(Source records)
[start]

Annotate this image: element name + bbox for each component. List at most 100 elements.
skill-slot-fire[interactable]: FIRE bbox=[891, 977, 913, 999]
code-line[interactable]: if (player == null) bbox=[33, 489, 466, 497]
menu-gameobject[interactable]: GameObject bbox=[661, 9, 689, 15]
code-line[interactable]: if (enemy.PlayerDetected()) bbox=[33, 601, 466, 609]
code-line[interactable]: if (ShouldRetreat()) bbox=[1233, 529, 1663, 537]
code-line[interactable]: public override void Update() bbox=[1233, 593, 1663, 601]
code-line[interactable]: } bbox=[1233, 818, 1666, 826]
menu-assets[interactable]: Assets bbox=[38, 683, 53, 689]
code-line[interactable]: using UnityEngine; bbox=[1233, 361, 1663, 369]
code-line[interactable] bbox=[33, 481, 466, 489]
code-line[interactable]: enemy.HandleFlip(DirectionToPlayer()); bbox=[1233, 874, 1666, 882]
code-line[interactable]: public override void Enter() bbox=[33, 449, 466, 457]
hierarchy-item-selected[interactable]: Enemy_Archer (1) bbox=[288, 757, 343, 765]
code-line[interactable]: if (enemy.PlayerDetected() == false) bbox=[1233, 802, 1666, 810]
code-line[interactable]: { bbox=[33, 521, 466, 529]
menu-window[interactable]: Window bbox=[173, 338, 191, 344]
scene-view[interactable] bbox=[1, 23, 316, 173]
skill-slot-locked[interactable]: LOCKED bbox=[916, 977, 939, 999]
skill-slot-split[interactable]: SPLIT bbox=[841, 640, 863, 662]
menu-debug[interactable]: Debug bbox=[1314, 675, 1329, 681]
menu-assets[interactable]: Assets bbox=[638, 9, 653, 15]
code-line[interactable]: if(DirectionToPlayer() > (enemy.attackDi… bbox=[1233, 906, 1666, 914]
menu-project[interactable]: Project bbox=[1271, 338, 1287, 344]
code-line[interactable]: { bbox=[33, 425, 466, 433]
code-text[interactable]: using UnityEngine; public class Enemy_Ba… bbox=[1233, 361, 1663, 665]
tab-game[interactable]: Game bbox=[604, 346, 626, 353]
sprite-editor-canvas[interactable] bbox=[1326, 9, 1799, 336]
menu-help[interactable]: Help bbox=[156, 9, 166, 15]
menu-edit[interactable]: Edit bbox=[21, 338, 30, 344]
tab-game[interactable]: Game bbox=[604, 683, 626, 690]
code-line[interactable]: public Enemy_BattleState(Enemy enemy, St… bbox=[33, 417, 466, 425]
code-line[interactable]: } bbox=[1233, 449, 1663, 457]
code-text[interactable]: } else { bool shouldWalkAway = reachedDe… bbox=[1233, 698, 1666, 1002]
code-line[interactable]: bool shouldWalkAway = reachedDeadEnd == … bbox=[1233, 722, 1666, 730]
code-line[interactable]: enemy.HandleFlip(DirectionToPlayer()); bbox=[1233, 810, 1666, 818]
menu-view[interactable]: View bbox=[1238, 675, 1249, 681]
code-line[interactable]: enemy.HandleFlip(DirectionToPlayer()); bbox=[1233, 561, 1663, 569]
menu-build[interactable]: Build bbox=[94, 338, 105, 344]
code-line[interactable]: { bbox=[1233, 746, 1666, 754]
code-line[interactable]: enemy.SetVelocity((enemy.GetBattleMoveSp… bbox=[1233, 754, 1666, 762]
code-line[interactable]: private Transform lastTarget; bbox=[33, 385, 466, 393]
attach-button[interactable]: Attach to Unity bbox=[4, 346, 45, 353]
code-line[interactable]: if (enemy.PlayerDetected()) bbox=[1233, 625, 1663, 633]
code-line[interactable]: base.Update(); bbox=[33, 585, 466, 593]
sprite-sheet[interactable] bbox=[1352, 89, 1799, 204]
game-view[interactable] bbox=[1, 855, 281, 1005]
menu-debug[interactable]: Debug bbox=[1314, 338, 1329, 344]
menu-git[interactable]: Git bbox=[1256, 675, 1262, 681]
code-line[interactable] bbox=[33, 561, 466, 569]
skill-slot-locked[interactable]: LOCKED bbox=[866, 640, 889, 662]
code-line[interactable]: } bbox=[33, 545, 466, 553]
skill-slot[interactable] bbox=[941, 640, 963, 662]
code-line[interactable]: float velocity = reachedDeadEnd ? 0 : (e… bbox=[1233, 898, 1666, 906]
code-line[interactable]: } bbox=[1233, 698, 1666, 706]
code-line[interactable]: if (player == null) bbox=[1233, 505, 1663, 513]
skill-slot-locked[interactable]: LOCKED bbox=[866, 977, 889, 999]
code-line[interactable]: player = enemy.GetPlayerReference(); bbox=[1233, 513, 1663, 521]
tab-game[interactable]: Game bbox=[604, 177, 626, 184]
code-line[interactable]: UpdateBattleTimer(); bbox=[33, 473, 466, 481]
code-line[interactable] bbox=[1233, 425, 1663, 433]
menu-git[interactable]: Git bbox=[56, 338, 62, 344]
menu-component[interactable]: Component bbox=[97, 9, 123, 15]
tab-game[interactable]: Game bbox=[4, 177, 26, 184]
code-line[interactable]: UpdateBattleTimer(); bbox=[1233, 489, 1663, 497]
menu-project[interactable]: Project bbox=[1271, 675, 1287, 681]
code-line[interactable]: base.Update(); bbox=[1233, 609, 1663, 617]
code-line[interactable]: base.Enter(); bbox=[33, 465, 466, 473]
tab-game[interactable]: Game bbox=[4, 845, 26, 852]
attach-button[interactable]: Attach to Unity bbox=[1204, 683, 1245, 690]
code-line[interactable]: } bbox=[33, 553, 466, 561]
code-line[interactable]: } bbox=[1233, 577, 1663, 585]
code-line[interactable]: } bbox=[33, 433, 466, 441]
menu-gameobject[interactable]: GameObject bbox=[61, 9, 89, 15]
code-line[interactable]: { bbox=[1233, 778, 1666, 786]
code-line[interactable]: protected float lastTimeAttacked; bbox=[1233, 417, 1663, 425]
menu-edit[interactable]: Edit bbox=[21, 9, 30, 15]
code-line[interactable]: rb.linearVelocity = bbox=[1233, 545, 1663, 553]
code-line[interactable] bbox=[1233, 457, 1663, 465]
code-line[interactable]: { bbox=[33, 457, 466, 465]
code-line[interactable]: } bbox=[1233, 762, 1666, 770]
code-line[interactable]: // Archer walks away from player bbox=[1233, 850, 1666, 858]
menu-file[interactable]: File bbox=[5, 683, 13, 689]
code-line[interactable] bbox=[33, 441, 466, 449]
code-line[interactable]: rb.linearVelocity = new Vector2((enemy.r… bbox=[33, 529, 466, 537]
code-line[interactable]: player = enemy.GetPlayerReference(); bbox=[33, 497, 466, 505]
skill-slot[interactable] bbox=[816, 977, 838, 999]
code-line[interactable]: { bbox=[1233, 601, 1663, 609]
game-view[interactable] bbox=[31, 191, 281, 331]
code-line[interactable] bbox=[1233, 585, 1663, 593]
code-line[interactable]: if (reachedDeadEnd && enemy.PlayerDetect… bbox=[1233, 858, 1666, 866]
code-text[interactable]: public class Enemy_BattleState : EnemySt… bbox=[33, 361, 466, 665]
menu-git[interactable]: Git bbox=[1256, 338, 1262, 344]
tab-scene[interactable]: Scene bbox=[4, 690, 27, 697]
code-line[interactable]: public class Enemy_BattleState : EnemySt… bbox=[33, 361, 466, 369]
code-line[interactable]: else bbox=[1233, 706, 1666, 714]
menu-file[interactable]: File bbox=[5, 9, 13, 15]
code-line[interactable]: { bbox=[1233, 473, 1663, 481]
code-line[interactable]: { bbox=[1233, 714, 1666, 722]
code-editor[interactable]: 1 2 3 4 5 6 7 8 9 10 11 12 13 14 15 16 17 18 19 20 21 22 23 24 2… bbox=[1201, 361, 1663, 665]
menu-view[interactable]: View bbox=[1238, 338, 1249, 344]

[end]

** Your goal **
Retype the items from the start of the source records through the line that contains "code-line[interactable]: public override void Update()", copying each one precisely and including that final line.

** Final result **
Annotate this image: element name + bbox for each component. List at most 100 elements.
skill-slot-fire[interactable]: FIRE bbox=[891, 977, 913, 999]
code-line[interactable]: if (player == null) bbox=[33, 489, 466, 497]
menu-gameobject[interactable]: GameObject bbox=[661, 9, 689, 15]
code-line[interactable]: if (enemy.PlayerDetected()) bbox=[33, 601, 466, 609]
code-line[interactable]: if (ShouldRetreat()) bbox=[1233, 529, 1663, 537]
code-line[interactable]: public override void Update() bbox=[1233, 593, 1663, 601]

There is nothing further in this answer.